_Aim_
Restate each of the lines given below, word for word.

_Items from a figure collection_
################

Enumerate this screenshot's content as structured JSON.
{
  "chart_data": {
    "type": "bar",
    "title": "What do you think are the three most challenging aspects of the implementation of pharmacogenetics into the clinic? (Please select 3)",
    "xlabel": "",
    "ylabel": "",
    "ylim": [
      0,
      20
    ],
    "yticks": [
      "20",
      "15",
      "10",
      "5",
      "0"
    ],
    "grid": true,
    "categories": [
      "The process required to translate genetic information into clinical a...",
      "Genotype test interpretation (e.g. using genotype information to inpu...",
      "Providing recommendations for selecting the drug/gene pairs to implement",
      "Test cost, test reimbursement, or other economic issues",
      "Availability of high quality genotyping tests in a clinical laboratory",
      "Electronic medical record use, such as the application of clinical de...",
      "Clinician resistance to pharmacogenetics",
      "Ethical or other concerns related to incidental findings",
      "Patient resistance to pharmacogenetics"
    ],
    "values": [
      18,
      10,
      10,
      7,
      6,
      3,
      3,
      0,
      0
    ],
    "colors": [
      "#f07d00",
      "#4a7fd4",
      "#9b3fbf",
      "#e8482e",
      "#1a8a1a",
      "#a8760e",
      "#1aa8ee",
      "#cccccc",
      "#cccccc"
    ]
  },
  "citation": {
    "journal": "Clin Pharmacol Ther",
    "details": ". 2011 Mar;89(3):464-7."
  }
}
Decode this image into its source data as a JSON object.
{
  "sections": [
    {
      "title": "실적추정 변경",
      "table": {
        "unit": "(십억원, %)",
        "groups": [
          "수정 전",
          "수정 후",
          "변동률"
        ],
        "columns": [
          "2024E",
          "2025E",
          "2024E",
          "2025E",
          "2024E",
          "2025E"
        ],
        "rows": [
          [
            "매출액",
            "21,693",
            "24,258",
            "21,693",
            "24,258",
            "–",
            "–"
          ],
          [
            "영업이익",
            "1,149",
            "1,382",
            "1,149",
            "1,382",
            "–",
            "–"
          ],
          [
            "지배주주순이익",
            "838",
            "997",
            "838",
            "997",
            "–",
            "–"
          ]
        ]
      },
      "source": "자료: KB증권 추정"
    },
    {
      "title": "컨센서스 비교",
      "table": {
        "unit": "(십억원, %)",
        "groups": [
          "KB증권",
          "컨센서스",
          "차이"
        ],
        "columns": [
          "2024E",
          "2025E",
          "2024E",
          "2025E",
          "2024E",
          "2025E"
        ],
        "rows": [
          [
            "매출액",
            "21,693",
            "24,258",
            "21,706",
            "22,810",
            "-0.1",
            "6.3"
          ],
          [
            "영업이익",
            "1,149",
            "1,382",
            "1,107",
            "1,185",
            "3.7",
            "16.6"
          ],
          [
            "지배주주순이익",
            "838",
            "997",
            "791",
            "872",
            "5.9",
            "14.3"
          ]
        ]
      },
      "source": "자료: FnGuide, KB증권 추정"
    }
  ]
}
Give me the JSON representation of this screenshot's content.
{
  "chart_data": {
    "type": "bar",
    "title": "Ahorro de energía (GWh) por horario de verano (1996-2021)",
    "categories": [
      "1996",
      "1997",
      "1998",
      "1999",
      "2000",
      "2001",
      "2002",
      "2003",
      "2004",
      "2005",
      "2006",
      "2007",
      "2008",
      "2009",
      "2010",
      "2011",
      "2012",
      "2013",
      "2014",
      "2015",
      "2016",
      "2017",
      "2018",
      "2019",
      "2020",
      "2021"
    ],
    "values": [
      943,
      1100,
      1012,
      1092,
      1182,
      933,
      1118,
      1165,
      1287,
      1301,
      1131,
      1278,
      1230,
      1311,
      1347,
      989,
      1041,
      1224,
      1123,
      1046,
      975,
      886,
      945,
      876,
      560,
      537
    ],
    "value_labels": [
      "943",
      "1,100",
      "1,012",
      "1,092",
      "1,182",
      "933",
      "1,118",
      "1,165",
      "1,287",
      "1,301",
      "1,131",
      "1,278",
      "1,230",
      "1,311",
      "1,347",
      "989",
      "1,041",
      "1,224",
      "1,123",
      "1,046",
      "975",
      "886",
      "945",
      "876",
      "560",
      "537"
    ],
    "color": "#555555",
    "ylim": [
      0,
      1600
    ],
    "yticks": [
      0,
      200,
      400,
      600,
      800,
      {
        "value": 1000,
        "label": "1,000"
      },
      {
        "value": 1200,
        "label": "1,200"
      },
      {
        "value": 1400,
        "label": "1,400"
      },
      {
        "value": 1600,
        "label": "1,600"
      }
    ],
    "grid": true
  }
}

################

_Task output_
Enumerate this screenshot's content as structured JSON.
{
  "chart_data": {
    "type": "bar",
    "title": "What do you think are the three most challenging aspects of the implementation of pharmacogenetics into the clinic? (Please select 3)",
    "xlabel": "",
    "ylabel": "",
    "ylim": [
      0,
      20
    ],
    "yticks": [
      "20",
      "15",
      "10",
      "5",
      "0"
    ],
    "grid": true,
    "categories": [
      "The process required to translate genetic information into clinical a...",
      "Genotype test interpretation (e.g. using genotype information to inpu...",
      "Providing recommendations for selecting the drug/gene pairs to implement",
      "Test cost, test reimbursement, or other economic issues",
      "Availability of high quality genotyping tests in a clinical laboratory",
      "Electronic medical record use, such as the application of clinical de...",
      "Clinician resistance to pharmacogenetics",
      "Ethical or other concerns related to incidental findings",
      "Patient resistance to pharmacogenetics"
    ],
    "values": [
      18,
      10,
      10,
      7,
      6,
      3,
      3,
      0,
      0
    ],
    "colors": [
      "#f07d00",
      "#4a7fd4",
      "#9b3fbf",
      "#e8482e",
      "#1a8a1a",
      "#a8760e",
      "#1aa8ee",
      "#cccccc",
      "#cccccc"
    ]
  },
  "citation": {
    "journal": "Clin Pharmacol Ther",
    "details": ". 2011 Mar;89(3):464-7."
  }
}
Decode this image into its source data as a JSON object.
{
  "sections": [
    {
      "title": "실적추정 변경",
      "table": {
        "unit": "(십억원, %)",
        "groups": [
          "수정 전",
          "수정 후",
          "변동률"
        ],
        "columns": [
          "2024E",
          "2025E",
          "2024E",
          "2025E",
          "2024E",
          "2025E"
        ],
        "rows": [
          [
            "매출액",
            "21,693",
            "24,258",
            "21,693",
            "24,258",
            "–",
            "–"
          ],
          [
            "영업이익",
            "1,149",
            "1,382",
            "1,149",
            "1,382",
            "–",
            "–"
          ],
          [
            "지배주주순이익",
            "838",
            "997",
            "838",
            "997",
            "–",
            "–"
          ]
        ]
      },
      "source": "자료: KB증권 추정"
    },
    {
      "title": "컨센서스 비교",
      "table": {
        "unit": "(십억원, %)",
        "groups": [
          "KB증권",
          "컨센서스",
          "차이"
        ],
        "columns": [
          "2024E",
          "2025E",
          "2024E",
          "2025E",
          "2024E",
          "2025E"
        ],
        "rows": [
          [
            "매출액",
            "21,693",
            "24,258",
            "21,706",
            "22,810",
            "-0.1",
            "6.3"
          ],
          [
            "영업이익",
            "1,149",
            "1,382",
            "1,107",
            "1,185",
            "3.7",
            "16.6"
          ],
          [
            "지배주주순이익",
            "838",
            "997",
            "791",
            "872",
            "5.9",
            "14.3"
          ]
        ]
      },
      "source": "자료: FnGuide, KB증권 추정"
    }
  ]
}
Give me the JSON representation of this screenshot's content.
{
  "chart_data": {
    "type": "bar",
    "title": "Ahorro de energía (GWh) por horario de verano (1996-2021)",
    "categories": [
      "1996",
      "1997",
      "1998",
      "1999",
      "2000",
      "2001",
      "2002",
      "2003",
      "2004",
      "2005",
      "2006",
      "2007",
      "2008",
      "2009",
      "2010",
      "2011",
      "2012",
      "2013",
      "2014",
      "2015",
      "2016",
      "2017",
      "2018",
      "2019",
      "2020",
      "2021"
    ],
    "values": [
      943,
      1100,
      1012,
      1092,
      1182,
      933,
      1118,
      1165,
      1287,
      1301,
      1131,
      1278,
      1230,
      1311,
      1347,
      989,
      1041,
      1224,
      1123,
      1046,
      975,
      886,
      945,
      876,
      560,
      537
    ],
    "value_labels": [
      "943",
      "1,100",
      "1,012",
      "1,092",
      "1,182",
      "933",
      "1,118",
      "1,165",
      "1,287",
      "1,301",
      "1,131",
      "1,278",
      "1,230",
      "1,311",
      "1,347",
      "989",
      "1,041",
      "1,224",
      "1,123",
      "1,046",
      "975",
      "886",
      "945",
      "876",
      "560",
      "537"
    ],
    "color": "#555555",
    "ylim": [
      0,
      1600
    ],
    "yticks": [
      0,
      200,
      400,
      600,
      800,
      {
        "value": 1000,
        "label": "1,000"
      },
      {
        "value": 1200,
        "label": "1,200"
      },
      {
        "value": 1400,
        "label": "1,400"
      },
      {
        "value": 1600,
        "label": "1,600"
      }
    ],
    "grid": true
  }
}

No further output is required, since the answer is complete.